--- START OF Extracted records ---

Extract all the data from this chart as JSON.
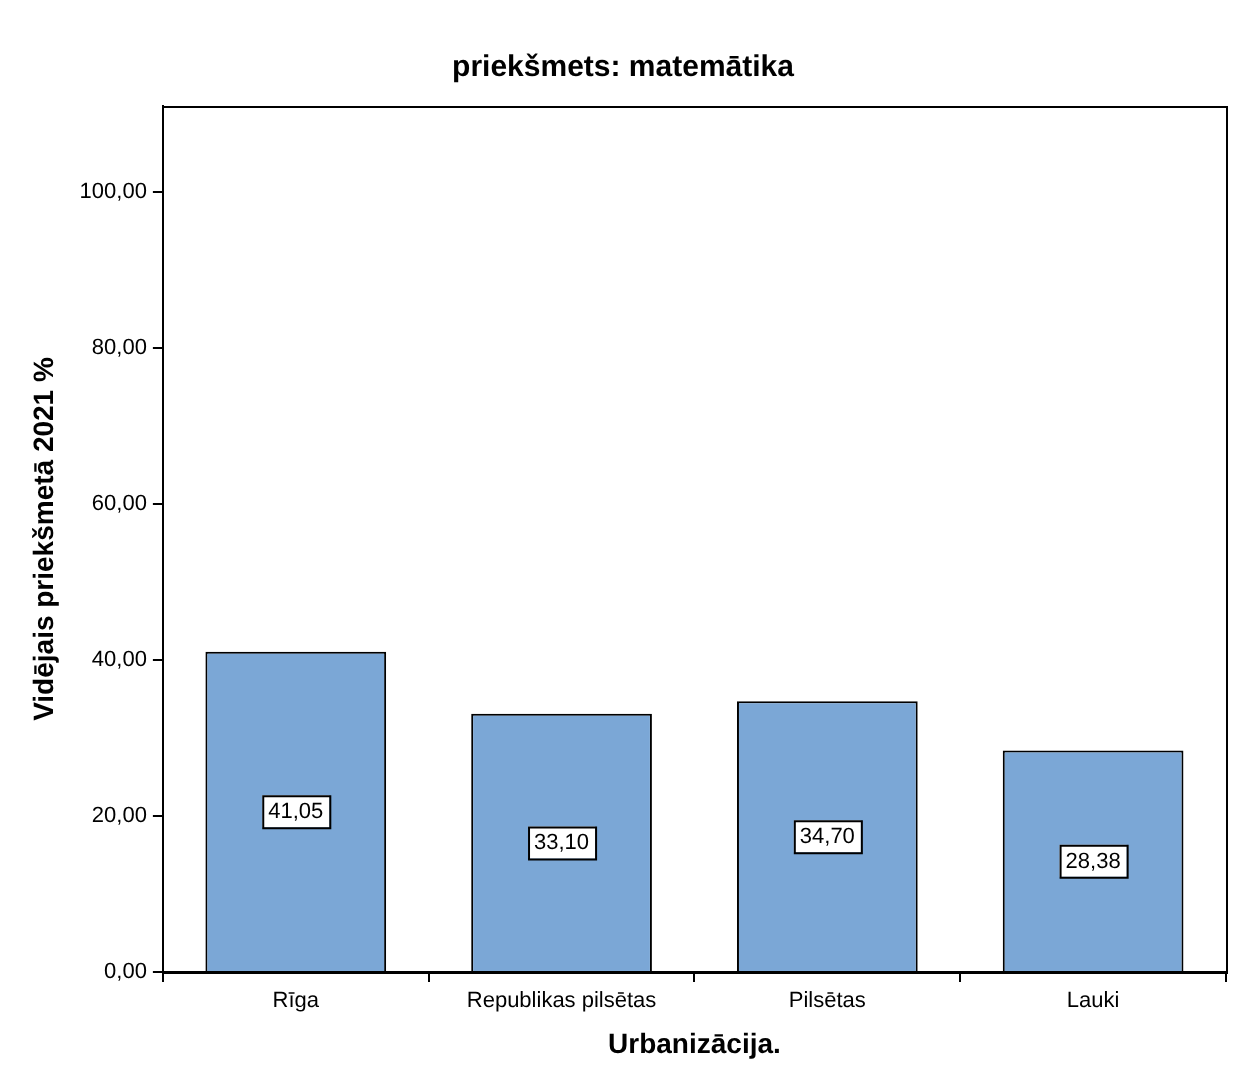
{
  "chart_data": {
    "type": "bar",
    "title": "priekšmets: matemātika",
    "xlabel": "Urbanizācija.",
    "ylabel": "Vidējais priekšmetā 2021 %",
    "categories": [
      "Rīga",
      "Republikas pilsētas",
      "Pilsētas",
      "Lauki"
    ],
    "values": [
      41.05,
      33.1,
      34.7,
      28.38
    ],
    "value_labels": [
      "41,05",
      "33,10",
      "34,70",
      "28,38"
    ],
    "color": "#7ba7d6",
    "ylim": [
      0,
      111
    ],
    "yticks": [
      {
        "value": 0,
        "label": "0,00"
      },
      {
        "value": 20,
        "label": "20,00"
      },
      {
        "value": 40,
        "label": "40,00"
      },
      {
        "value": 60,
        "label": "60,00"
      },
      {
        "value": 80,
        "label": "80,00"
      },
      {
        "value": 100,
        "label": "100,00"
      }
    ],
    "grid": false,
    "legend": false
  }
}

--- END OF Extracted records ---

Aim of the exercise:
Transcribe the records above verbatim. Do not carry over any picture.

Solved exercise:
Extract all the data from this chart as JSON.
{
  "chart_data": {
    "type": "bar",
    "title": "priekšmets: matemātika",
    "xlabel": "Urbanizācija.",
    "ylabel": "Vidējais priekšmetā 2021 %",
    "categories": [
      "Rīga",
      "Republikas pilsētas",
      "Pilsētas",
      "Lauki"
    ],
    "values": [
      41.05,
      33.1,
      34.7,
      28.38
    ],
    "value_labels": [
      "41,05",
      "33,10",
      "34,70",
      "28,38"
    ],
    "color": "#7ba7d6",
    "ylim": [
      0,
      111
    ],
    "yticks": [
      {
        "value": 0,
        "label": "0,00"
      },
      {
        "value": 20,
        "label": "20,00"
      },
      {
        "value": 40,
        "label": "40,00"
      },
      {
        "value": 60,
        "label": "60,00"
      },
      {
        "value": 80,
        "label": "80,00"
      },
      {
        "value": 100,
        "label": "100,00"
      }
    ],
    "grid": false,
    "legend": false
  }
}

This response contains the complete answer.